— Exercise details —
Report back each line of the records that contains the string "Lublinie".

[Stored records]
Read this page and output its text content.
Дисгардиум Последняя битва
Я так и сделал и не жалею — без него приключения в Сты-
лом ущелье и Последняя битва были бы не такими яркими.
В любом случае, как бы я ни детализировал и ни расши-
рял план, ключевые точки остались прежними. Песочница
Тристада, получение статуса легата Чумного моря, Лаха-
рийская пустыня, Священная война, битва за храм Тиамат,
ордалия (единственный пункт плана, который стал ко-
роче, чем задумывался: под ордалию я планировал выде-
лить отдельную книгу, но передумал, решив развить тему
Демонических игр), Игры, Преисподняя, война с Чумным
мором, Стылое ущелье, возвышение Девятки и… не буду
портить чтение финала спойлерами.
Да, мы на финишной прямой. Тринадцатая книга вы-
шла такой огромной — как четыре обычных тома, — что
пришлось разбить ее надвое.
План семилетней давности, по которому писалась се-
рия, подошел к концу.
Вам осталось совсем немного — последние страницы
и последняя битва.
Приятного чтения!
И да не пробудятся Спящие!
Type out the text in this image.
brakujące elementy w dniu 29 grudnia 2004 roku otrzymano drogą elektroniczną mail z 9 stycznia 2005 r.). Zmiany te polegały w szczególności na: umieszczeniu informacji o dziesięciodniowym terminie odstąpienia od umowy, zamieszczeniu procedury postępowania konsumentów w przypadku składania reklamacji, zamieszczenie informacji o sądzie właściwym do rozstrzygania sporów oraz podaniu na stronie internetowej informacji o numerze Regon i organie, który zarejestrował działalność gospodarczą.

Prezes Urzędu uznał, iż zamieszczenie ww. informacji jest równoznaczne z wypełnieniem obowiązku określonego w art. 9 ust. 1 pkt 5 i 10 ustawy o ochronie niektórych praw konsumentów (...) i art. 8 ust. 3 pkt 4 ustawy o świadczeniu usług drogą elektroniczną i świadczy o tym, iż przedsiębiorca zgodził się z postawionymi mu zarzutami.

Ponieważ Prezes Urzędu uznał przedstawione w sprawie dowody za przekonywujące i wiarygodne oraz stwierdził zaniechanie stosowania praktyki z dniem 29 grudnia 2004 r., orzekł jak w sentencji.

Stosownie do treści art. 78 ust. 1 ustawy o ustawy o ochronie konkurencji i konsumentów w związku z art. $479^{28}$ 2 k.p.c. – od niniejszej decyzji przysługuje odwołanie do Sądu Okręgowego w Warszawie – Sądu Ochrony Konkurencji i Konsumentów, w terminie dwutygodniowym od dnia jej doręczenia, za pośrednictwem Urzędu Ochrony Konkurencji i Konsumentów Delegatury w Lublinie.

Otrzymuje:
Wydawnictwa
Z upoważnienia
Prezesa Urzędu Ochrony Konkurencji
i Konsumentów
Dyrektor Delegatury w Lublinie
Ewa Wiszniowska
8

— Full response —
Stosownie do treści art. 78 ust. 1 ustawy o ustawy o ochronie konkurencji i konsumentów w związku z art. $479^{28}$ 2 k.p.c. – od niniejszej decyzji przysługuje odwołanie do Sądu Okręgowego w Warszawie – Sądu Ochrony Konkurencji i Konsumentów, w terminie dwutygodniowym od dnia jej doręczenia, za pośrednictwem Urzędu Ochrony Konkurencji i Konsumentów Delegatury w Lublinie.
Dyrektor Delegatury w Lublinie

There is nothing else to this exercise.